[Saved data entries]
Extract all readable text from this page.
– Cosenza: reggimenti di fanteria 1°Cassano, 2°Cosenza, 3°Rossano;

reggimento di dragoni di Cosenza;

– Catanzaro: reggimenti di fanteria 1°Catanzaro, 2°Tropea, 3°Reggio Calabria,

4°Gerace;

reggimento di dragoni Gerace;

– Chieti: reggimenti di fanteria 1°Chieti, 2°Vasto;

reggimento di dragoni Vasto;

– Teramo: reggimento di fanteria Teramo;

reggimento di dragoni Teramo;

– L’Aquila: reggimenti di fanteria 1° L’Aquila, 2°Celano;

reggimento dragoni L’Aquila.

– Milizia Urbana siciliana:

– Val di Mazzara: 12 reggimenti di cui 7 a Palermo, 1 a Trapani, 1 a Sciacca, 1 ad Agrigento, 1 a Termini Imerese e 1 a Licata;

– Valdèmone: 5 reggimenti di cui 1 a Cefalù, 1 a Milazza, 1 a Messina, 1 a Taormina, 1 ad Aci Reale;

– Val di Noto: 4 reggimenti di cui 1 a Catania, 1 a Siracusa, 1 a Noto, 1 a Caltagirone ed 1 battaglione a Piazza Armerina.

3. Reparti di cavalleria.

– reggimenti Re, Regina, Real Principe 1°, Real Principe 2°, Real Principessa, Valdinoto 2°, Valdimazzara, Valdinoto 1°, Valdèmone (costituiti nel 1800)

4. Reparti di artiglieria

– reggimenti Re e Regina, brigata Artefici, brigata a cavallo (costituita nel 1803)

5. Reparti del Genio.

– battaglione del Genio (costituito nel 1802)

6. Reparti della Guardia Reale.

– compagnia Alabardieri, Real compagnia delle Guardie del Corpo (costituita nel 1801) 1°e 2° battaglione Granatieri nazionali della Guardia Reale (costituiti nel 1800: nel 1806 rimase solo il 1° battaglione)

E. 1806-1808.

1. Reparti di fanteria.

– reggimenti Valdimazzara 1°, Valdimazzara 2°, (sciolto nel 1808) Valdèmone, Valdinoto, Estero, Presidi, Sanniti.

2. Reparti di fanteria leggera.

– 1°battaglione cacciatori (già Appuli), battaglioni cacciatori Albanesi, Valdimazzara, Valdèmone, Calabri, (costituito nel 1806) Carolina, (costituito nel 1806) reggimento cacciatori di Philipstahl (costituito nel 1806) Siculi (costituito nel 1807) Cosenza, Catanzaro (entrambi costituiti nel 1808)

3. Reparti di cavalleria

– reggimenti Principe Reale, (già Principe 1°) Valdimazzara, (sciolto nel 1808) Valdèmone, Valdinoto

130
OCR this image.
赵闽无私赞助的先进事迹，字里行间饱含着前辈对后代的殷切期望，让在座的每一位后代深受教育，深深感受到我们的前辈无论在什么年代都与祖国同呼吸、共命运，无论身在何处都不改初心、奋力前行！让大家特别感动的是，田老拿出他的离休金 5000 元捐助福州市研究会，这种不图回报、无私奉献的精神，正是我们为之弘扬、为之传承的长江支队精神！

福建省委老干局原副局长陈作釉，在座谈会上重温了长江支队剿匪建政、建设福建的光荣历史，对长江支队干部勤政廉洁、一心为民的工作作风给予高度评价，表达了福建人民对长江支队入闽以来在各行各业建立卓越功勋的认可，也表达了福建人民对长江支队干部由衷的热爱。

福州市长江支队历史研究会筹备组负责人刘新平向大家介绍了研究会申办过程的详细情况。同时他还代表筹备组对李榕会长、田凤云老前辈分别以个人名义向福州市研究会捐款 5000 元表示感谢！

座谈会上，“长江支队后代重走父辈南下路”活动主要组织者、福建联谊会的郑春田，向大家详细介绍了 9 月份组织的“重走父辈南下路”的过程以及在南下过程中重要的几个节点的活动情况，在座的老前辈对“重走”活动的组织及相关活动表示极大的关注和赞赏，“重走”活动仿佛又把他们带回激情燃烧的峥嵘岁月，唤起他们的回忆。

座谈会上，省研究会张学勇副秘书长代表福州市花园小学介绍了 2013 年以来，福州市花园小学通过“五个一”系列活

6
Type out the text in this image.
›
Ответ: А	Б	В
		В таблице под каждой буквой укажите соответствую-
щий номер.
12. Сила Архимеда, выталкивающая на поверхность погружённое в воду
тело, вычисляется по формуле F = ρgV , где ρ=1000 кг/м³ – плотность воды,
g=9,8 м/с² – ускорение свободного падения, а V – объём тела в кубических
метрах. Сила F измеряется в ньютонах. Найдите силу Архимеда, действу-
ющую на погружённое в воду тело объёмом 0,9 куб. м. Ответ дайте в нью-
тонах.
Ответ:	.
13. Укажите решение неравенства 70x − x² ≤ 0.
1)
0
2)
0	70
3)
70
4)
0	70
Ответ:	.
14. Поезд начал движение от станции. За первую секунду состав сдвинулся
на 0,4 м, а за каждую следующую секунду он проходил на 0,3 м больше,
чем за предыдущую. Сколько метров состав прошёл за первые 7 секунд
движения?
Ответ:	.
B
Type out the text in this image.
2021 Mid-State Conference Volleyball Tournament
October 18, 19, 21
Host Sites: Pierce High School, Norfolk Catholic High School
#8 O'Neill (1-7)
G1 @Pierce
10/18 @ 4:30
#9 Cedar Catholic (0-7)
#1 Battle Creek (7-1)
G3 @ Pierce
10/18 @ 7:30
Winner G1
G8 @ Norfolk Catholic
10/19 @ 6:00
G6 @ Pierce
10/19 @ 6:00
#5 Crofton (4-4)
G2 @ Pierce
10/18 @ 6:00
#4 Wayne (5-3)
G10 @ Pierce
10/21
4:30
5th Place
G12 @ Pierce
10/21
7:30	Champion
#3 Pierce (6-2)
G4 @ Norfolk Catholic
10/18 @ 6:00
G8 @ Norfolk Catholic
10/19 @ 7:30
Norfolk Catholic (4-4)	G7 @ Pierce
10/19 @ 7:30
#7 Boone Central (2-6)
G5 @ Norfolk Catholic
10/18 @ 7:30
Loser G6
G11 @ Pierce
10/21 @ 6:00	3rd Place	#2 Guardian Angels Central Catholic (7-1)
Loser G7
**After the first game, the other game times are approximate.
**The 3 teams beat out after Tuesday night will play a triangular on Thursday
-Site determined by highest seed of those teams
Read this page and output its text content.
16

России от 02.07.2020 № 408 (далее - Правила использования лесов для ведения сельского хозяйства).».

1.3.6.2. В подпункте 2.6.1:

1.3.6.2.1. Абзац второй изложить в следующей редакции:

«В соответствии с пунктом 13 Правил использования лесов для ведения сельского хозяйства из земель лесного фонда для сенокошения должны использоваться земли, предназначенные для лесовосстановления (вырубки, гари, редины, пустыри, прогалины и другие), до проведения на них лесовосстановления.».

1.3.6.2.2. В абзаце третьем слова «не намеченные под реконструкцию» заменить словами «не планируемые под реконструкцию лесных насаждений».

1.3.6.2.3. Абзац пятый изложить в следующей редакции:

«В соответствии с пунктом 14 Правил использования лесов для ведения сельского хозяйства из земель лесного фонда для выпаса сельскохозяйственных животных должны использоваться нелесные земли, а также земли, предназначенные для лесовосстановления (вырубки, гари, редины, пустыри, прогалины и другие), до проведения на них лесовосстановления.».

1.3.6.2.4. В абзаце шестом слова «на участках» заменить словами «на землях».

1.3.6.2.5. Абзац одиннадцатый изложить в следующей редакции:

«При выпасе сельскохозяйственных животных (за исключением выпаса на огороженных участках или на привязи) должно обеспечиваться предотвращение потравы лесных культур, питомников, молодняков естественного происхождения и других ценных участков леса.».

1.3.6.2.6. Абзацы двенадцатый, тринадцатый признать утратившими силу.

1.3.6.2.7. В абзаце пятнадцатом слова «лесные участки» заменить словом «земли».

# Prompt
Reproduce each record shown above without altering a single word.

# Completed exercise
Extract all readable text from this page.
– Cosenza: reggimenti di fanteria 1°Cassano, 2°Cosenza, 3°Rossano;

reggimento di dragoni di Cosenza;

– Catanzaro: reggimenti di fanteria 1°Catanzaro, 2°Tropea, 3°Reggio Calabria,

4°Gerace;

reggimento di dragoni Gerace;

– Chieti: reggimenti di fanteria 1°Chieti, 2°Vasto;

reggimento di dragoni Vasto;

– Teramo: reggimento di fanteria Teramo;

reggimento di dragoni Teramo;

– L’Aquila: reggimenti di fanteria 1° L’Aquila, 2°Celano;

reggimento dragoni L’Aquila.

– Milizia Urbana siciliana:

– Val di Mazzara: 12 reggimenti di cui 7 a Palermo, 1 a Trapani, 1 a Sciacca, 1 ad Agrigento, 1 a Termini Imerese e 1 a Licata;

– Valdèmone: 5 reggimenti di cui 1 a Cefalù, 1 a Milazza, 1 a Messina, 1 a Taormina, 1 ad Aci Reale;

– Val di Noto: 4 reggimenti di cui 1 a Catania, 1 a Siracusa, 1 a Noto, 1 a Caltagirone ed 1 battaglione a Piazza Armerina.

3. Reparti di cavalleria.

– reggimenti Re, Regina, Real Principe 1°, Real Principe 2°, Real Principessa, Valdinoto 2°, Valdimazzara, Valdinoto 1°, Valdèmone (costituiti nel 1800)

4. Reparti di artiglieria

– reggimenti Re e Regina, brigata Artefici, brigata a cavallo (costituita nel 1803)

5. Reparti del Genio.

– battaglione del Genio (costituito nel 1802)

6. Reparti della Guardia Reale.

– compagnia Alabardieri, Real compagnia delle Guardie del Corpo (costituita nel 1801) 1°e 2° battaglione Granatieri nazionali della Guardia Reale (costituiti nel 1800: nel 1806 rimase solo il 1° battaglione)

E. 1806-1808.

1. Reparti di fanteria.

– reggimenti Valdimazzara 1°, Valdimazzara 2°, (sciolto nel 1808) Valdèmone, Valdinoto, Estero, Presidi, Sanniti.

2. Reparti di fanteria leggera.

– 1°battaglione cacciatori (già Appuli), battaglioni cacciatori Albanesi, Valdimazzara, Valdèmone, Calabri, (costituito nel 1806) Carolina, (costituito nel 1806) reggimento cacciatori di Philipstahl (costituito nel 1806) Siculi (costituito nel 1807) Cosenza, Catanzaro (entrambi costituiti nel 1808)

3. Reparti di cavalleria

– reggimenti Principe Reale, (già Principe 1°) Valdimazzara, (sciolto nel 1808) Valdèmone, Valdinoto

130
OCR this image.
赵闽无私赞助的先进事迹，字里行间饱含着前辈对后代的殷切期望，让在座的每一位后代深受教育，深深感受到我们的前辈无论在什么年代都与祖国同呼吸、共命运，无论身在何处都不改初心、奋力前行！让大家特别感动的是，田老拿出他的离休金 5000 元捐助福州市研究会，这种不图回报、无私奉献的精神，正是我们为之弘扬、为之传承的长江支队精神！

福建省委老干局原副局长陈作釉，在座谈会上重温了长江支队剿匪建政、建设福建的光荣历史，对长江支队干部勤政廉洁、一心为民的工作作风给予高度评价，表达了福建人民对长江支队入闽以来在各行各业建立卓越功勋的认可，也表达了福建人民对长江支队干部由衷的热爱。

福州市长江支队历史研究会筹备组负责人刘新平向大家介绍了研究会申办过程的详细情况。同时他还代表筹备组对李榕会长、田凤云老前辈分别以个人名义向福州市研究会捐款 5000 元表示感谢！

座谈会上，“长江支队后代重走父辈南下路”活动主要组织者、福建联谊会的郑春田，向大家详细介绍了 9 月份组织的“重走父辈南下路”的过程以及在南下过程中重要的几个节点的活动情况，在座的老前辈对“重走”活动的组织及相关活动表示极大的关注和赞赏，“重走”活动仿佛又把他们带回激情燃烧的峥嵘岁月，唤起他们的回忆。

座谈会上，省研究会张学勇副秘书长代表福州市花园小学介绍了 2013 年以来，福州市花园小学通过“五个一”系列活

6
Type out the text in this image.
›
Ответ: А	Б	В
		В таблице под каждой буквой укажите соответствую-
щий номер.
12. Сила Архимеда, выталкивающая на поверхность погружённое в воду
тело, вычисляется по формуле F = ρgV , где ρ=1000 кг/м³ – плотность воды,
g=9,8 м/с² – ускорение свободного падения, а V – объём тела в кубических
метрах. Сила F измеряется в ньютонах. Найдите силу Архимеда, действу-
ющую на погружённое в воду тело объёмом 0,9 куб. м. Ответ дайте в нью-
тонах.
Ответ:	.
13. Укажите решение неравенства 70x − x² ≤ 0.
1)
0
2)
0	70
3)
70
4)
0	70
Ответ:	.
14. Поезд начал движение от станции. За первую секунду состав сдвинулся
на 0,4 м, а за каждую следующую секунду он проходил на 0,3 м больше,
чем за предыдущую. Сколько метров состав прошёл за первые 7 секунд
движения?
Ответ:	.
B
Type out the text in this image.
2021 Mid-State Conference Volleyball Tournament
October 18, 19, 21
Host Sites: Pierce High School, Norfolk Catholic High School
#8 O'Neill (1-7)
G1 @Pierce
10/18 @ 4:30
#9 Cedar Catholic (0-7)
#1 Battle Creek (7-1)
G3 @ Pierce
10/18 @ 7:30
Winner G1
G8 @ Norfolk Catholic
10/19 @ 6:00
G6 @ Pierce
10/19 @ 6:00
#5 Crofton (4-4)
G2 @ Pierce
10/18 @ 6:00
#4 Wayne (5-3)
G10 @ Pierce
10/21
4:30
5th Place
G12 @ Pierce
10/21
7:30	Champion
#3 Pierce (6-2)
G4 @ Norfolk Catholic
10/18 @ 6:00
G8 @ Norfolk Catholic
10/19 @ 7:30
Norfolk Catholic (4-4)	G7 @ Pierce
10/19 @ 7:30
#7 Boone Central (2-6)
G5 @ Norfolk Catholic
10/18 @ 7:30
Loser G6
G11 @ Pierce
10/21 @ 6:00	3rd Place	#2 Guardian Angels Central Catholic (7-1)
Loser G7
**After the first game, the other game times are approximate.
**The 3 teams beat out after Tuesday night will play a triangular on Thursday
-Site determined by highest seed of those teams
Read this page and output its text content.
16

России от 02.07.2020 № 408 (далее - Правила использования лесов для ведения сельского хозяйства).».

1.3.6.2. В подпункте 2.6.1:

1.3.6.2.1. Абзац второй изложить в следующей редакции:

«В соответствии с пунктом 13 Правил использования лесов для ведения сельского хозяйства из земель лесного фонда для сенокошения должны использоваться земли, предназначенные для лесовосстановления (вырубки, гари, редины, пустыри, прогалины и другие), до проведения на них лесовосстановления.».

1.3.6.2.2. В абзаце третьем слова «не намеченные под реконструкцию» заменить словами «не планируемые под реконструкцию лесных насаждений».

1.3.6.2.3. Абзац пятый изложить в следующей редакции:

«В соответствии с пунктом 14 Правил использования лесов для ведения сельского хозяйства из земель лесного фонда для выпаса сельскохозяйственных животных должны использоваться нелесные земли, а также земли, предназначенные для лесовосстановления (вырубки, гари, редины, пустыри, прогалины и другие), до проведения на них лесовосстановления.».

1.3.6.2.4. В абзаце шестом слова «на участках» заменить словами «на землях».

1.3.6.2.5. Абзац одиннадцатый изложить в следующей редакции:

«При выпасе сельскохозяйственных животных (за исключением выпаса на огороженных участках или на привязи) должно обеспечиваться предотвращение потравы лесных культур, питомников, молодняков естественного происхождения и других ценных участков леса.».

1.3.6.2.6. Абзацы двенадцатый, тринадцатый признать утратившими силу.

1.3.6.2.7. В абзаце пятнадцатом слова «лесные участки» заменить словом «земли».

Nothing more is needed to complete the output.